Instructions to follow:
Transcribe the material exactly. Images do not belong in the copy.

Material for the task:

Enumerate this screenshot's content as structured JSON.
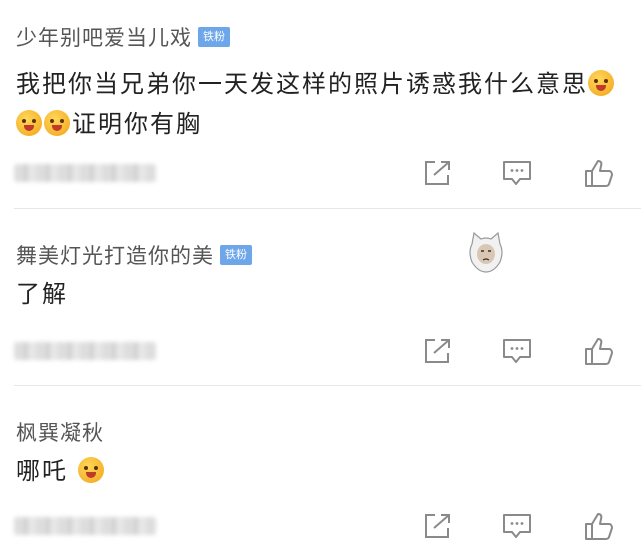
{
  "comments": [
    {
      "username": "少年别吧爱当儿戏",
      "badge": "铁粉",
      "text_part1": "我把你当兄弟你一天发这样的照片诱惑我什么意思",
      "text_part2": "证明你有胸",
      "emoji_count": 3,
      "emoji_icon": "tongue-out-emoji-icon"
    },
    {
      "username": "舞美灯光打造你的美",
      "badge": "铁粉",
      "text": "了解",
      "sticker_icon": "cat-face-sticker-icon"
    },
    {
      "username": "枫巽凝秋",
      "text": "哪吒",
      "emoji_icon": "smile-emoji-icon"
    }
  ],
  "actions": {
    "share_icon": "share-icon",
    "reply_icon": "comment-icon",
    "like_icon": "thumbs-up-icon"
  },
  "colors": {
    "badge": "#6ea6ea",
    "icon": "#8a8a8a",
    "divider": "#e6e6e6"
  }
}
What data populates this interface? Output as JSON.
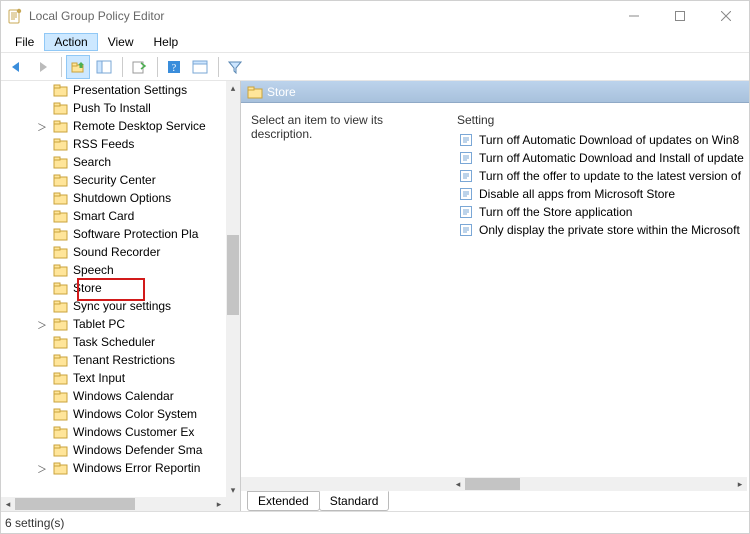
{
  "title": "Local Group Policy Editor",
  "menu": {
    "file": "File",
    "action": "Action",
    "view": "View",
    "help": "Help"
  },
  "tree": {
    "items": [
      {
        "label": "Presentation Settings",
        "expandable": false
      },
      {
        "label": "Push To Install",
        "expandable": false
      },
      {
        "label": "Remote Desktop Service",
        "expandable": true
      },
      {
        "label": "RSS Feeds",
        "expandable": false
      },
      {
        "label": "Search",
        "expandable": false
      },
      {
        "label": "Security Center",
        "expandable": false
      },
      {
        "label": "Shutdown Options",
        "expandable": false
      },
      {
        "label": "Smart Card",
        "expandable": false
      },
      {
        "label": "Software Protection Pla",
        "expandable": false
      },
      {
        "label": "Sound Recorder",
        "expandable": false
      },
      {
        "label": "Speech",
        "expandable": false
      },
      {
        "label": "Store",
        "expandable": false,
        "highlighted": true
      },
      {
        "label": "Sync your settings",
        "expandable": false
      },
      {
        "label": "Tablet PC",
        "expandable": true
      },
      {
        "label": "Task Scheduler",
        "expandable": false
      },
      {
        "label": "Tenant Restrictions",
        "expandable": false
      },
      {
        "label": "Text Input",
        "expandable": false
      },
      {
        "label": "Windows Calendar",
        "expandable": false
      },
      {
        "label": "Windows Color System",
        "expandable": false
      },
      {
        "label": "Windows Customer Ex",
        "expandable": false
      },
      {
        "label": "Windows Defender Sma",
        "expandable": false
      },
      {
        "label": "Windows Error Reportin",
        "expandable": true
      }
    ]
  },
  "details": {
    "header": "Store",
    "description": "Select an item to view its description.",
    "setting_col": "Setting",
    "settings": [
      "Turn off Automatic Download of updates on Win8",
      "Turn off Automatic Download and Install of update",
      "Turn off the offer to update to the latest version of",
      "Disable all apps from Microsoft Store",
      "Turn off the Store application",
      "Only display the private store within the Microsoft"
    ],
    "tabs": {
      "extended": "Extended",
      "standard": "Standard"
    }
  },
  "status": "6 setting(s)"
}
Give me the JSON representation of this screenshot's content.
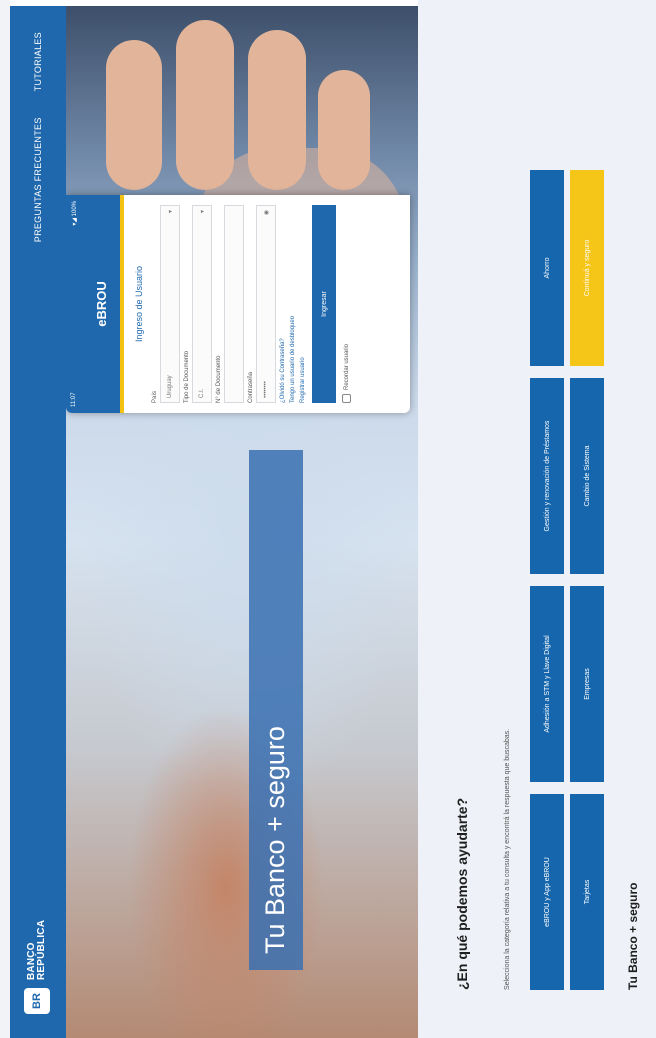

Exercise output:
Enumerate this screenshot's content as structured JSON.
{
  "comments": [
    {
      "username": "少年别吧爱当儿戏",
      "badge": "铁粉",
      "text_part1": "我把你当兄弟你一天发这样的照片诱惑我什么意思",
      "text_part2": "证明你有胸",
      "emoji_count": 3,
      "emoji_icon": "tongue-out-emoji-icon"
    },
    {
      "username": "舞美灯光打造你的美",
      "badge": "铁粉",
      "text": "了解",
      "sticker_icon": "cat-face-sticker-icon"
    },
    {
      "username": "枫巽凝秋",
      "text": "哪吒",
      "emoji_icon": "smile-emoji-icon"
    }
  ],
  "actions": {
    "share_icon": "share-icon",
    "reply_icon": "comment-icon",
    "like_icon": "thumbs-up-icon"
  },
  "colors": {
    "badge": "#6ea6ea",
    "icon": "#8a8a8a",
    "divider": "#e6e6e6"
  }
}
What data populates this interface? Output as JSON.
{
  "title": "Local Group Policy Editor",
  "menu": {
    "file": "File",
    "action": "Action",
    "view": "View",
    "help": "Help"
  },
  "tree": {
    "items": [
      {
        "label": "Presentation Settings",
        "expandable": false
      },
      {
        "label": "Push To Install",
        "expandable": false
      },
      {
        "label": "Remote Desktop Service",
        "expandable": true
      },
      {
        "label": "RSS Feeds",
        "expandable": false
      },
      {
        "label": "Search",
        "expandable": false
      },
      {
        "label": "Security Center",
        "expandable": false
      },
      {
        "label": "Shutdown Options",
        "expandable": false
      },
      {
        "label": "Smart Card",
        "expandable": false
      },
      {
        "label": "Software Protection Pla",
        "expandable": false
      },
      {
        "label": "Sound Recorder",
        "expandable": false
      },
      {
        "label": "Speech",
        "expandable": false
      },
      {
        "label": "Store",
        "expandable": false,
        "highlighted": true
      },
      {
        "label": "Sync your settings",
        "expandable": false
      },
      {
        "label": "Tablet PC",
        "expandable": true
      },
      {
        "label": "Task Scheduler",
        "expandable": false
      },
      {
        "label": "Tenant Restrictions",
        "expandable": false
      },
      {
        "label": "Text Input",
        "expandable": false
      },
      {
        "label": "Windows Calendar",
        "expandable": false
      },
      {
        "label": "Windows Color System",
        "expandable": false
      },
      {
        "label": "Windows Customer Ex",
        "expandable": false
      },
      {
        "label": "Windows Defender Sma",
        "expandable": false
      },
      {
        "label": "Windows Error Reportin",
        "expandable": true
      }
    ]
  },
  "details": {
    "header": "Store",
    "description": "Select an item to view its description.",
    "setting_col": "Setting",
    "settings": [
      "Turn off Automatic Download of updates on Win8",
      "Turn off Automatic Download and Install of update",
      "Turn off the offer to update to the latest version of",
      "Disable all apps from Microsoft Store",
      "Turn off the Store application",
      "Only display the private store within the Microsoft"
    ],
    "tabs": {
      "extended": "Extended",
      "standard": "Standard"
    }
  },
  "status": "6 setting(s)"
}
Give me the JSON representation of this screenshot's content.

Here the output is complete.